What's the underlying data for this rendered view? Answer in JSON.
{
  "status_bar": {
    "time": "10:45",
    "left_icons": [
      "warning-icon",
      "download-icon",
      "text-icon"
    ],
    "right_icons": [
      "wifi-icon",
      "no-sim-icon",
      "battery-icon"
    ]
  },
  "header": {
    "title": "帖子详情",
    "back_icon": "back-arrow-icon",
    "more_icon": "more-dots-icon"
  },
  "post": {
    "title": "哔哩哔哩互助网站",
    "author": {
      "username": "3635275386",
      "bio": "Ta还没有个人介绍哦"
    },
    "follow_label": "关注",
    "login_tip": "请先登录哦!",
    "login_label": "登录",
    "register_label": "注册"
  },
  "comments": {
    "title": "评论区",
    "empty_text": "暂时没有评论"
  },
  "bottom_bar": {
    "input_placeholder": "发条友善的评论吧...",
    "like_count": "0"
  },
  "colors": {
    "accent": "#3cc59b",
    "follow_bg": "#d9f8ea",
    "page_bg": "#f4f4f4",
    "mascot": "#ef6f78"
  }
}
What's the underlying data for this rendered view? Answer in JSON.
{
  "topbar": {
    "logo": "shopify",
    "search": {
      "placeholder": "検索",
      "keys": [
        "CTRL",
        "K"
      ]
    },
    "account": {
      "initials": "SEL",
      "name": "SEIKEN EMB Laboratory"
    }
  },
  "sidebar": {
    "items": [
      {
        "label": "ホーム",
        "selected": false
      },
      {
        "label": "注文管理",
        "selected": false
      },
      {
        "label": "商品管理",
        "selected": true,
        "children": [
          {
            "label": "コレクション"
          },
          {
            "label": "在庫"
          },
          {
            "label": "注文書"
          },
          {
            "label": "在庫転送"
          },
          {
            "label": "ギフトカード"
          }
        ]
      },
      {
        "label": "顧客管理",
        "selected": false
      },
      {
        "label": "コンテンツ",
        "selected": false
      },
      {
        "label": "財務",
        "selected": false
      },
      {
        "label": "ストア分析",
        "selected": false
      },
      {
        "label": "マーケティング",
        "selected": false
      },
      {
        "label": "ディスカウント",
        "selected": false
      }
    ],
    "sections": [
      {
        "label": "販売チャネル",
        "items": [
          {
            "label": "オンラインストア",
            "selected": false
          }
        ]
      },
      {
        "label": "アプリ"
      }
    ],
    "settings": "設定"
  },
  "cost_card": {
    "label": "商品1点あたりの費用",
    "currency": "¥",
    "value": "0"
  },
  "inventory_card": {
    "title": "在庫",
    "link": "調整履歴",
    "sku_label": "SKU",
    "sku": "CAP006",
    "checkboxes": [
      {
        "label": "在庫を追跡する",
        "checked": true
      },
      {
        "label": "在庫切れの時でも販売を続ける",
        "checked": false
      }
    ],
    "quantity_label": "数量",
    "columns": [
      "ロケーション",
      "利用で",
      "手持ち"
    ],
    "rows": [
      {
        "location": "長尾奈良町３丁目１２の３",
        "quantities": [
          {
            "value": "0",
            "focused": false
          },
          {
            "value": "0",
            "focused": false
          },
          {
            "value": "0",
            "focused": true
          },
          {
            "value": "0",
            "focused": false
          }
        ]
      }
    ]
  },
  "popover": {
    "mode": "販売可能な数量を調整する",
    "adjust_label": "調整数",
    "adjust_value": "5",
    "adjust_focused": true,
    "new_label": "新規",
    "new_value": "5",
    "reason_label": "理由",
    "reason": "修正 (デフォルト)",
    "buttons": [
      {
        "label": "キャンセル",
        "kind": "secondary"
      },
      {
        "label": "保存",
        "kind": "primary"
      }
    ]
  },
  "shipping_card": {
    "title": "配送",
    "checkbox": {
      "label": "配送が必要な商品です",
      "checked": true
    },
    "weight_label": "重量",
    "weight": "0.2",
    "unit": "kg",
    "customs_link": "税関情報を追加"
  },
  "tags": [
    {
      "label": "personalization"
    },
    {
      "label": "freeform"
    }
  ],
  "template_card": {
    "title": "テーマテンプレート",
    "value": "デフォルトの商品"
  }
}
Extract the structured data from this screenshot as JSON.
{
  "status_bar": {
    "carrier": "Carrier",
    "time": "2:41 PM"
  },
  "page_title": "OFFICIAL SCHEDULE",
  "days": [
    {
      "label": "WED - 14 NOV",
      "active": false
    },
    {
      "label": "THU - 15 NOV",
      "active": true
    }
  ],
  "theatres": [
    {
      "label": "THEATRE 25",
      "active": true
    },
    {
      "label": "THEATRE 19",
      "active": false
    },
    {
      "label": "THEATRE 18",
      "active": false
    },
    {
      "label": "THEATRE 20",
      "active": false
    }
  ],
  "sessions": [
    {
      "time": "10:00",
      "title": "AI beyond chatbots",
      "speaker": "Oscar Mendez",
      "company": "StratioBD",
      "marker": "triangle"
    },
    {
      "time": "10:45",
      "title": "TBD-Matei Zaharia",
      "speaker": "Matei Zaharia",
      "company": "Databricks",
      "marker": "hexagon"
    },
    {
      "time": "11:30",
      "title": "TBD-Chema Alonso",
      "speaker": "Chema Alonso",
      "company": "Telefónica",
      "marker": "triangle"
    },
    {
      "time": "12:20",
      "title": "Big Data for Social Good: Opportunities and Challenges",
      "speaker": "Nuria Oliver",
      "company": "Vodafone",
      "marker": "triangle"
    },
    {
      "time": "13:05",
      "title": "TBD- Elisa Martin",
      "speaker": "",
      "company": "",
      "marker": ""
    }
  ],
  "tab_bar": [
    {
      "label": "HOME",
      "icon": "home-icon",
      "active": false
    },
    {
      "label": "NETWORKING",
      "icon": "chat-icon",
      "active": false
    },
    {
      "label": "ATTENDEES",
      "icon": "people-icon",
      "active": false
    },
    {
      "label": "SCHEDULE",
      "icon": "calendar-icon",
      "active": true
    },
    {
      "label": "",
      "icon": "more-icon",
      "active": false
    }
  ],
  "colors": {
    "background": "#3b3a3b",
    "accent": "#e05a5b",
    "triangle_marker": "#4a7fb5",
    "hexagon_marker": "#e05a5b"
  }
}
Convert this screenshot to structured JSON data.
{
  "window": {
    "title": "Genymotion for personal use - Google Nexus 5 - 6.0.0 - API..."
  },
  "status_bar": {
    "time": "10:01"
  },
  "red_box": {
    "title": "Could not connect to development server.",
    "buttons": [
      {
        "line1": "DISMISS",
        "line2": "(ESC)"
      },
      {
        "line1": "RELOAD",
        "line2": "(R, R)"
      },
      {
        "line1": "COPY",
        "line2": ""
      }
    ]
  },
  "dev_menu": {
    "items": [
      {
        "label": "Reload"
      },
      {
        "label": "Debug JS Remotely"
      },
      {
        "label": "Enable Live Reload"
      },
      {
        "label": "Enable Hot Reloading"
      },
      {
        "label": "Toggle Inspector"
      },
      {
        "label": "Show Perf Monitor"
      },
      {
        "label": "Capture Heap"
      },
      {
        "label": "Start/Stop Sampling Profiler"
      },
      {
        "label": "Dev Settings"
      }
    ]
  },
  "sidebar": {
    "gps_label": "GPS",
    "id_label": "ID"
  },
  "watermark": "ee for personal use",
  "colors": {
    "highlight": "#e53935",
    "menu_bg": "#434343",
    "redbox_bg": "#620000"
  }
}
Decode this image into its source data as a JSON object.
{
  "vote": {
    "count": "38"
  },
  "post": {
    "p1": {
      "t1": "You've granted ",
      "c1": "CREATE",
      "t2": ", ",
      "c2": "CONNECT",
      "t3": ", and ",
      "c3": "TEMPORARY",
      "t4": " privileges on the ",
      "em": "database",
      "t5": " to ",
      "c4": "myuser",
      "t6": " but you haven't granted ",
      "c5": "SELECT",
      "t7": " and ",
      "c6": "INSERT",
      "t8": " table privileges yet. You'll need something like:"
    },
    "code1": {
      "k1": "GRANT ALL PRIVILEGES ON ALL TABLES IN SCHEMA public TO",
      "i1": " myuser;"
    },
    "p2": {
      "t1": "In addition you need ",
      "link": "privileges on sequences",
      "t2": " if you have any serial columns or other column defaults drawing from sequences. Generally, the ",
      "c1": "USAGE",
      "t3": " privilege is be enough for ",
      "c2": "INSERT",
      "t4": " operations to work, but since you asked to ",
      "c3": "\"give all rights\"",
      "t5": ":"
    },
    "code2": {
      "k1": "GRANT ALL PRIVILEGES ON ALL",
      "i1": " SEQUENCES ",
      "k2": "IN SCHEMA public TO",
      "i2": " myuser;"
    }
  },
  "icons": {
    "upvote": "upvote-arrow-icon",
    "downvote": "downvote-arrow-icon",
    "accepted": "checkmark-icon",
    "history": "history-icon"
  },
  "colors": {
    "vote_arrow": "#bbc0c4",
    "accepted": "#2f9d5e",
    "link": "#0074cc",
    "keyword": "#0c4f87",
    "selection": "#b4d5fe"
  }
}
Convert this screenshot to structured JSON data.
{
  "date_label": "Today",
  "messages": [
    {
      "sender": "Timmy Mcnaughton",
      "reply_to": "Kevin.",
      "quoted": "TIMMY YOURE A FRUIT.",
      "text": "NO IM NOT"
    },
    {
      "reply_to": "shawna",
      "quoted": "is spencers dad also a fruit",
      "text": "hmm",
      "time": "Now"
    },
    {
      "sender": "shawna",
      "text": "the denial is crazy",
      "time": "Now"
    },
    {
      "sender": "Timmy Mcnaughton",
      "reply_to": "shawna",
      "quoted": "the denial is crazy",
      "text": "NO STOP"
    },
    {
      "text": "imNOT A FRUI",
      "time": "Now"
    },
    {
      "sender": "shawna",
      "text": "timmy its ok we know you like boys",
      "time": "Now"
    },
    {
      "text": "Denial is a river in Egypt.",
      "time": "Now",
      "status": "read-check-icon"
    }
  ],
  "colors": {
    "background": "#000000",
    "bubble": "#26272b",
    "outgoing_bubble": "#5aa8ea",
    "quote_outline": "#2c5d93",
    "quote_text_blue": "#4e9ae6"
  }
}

────────────────────────────────────────

> _SHORT TASK_
From the listing above, report the number of lines containing the string "more", without any accompanying remarks.

> _RESULT_
2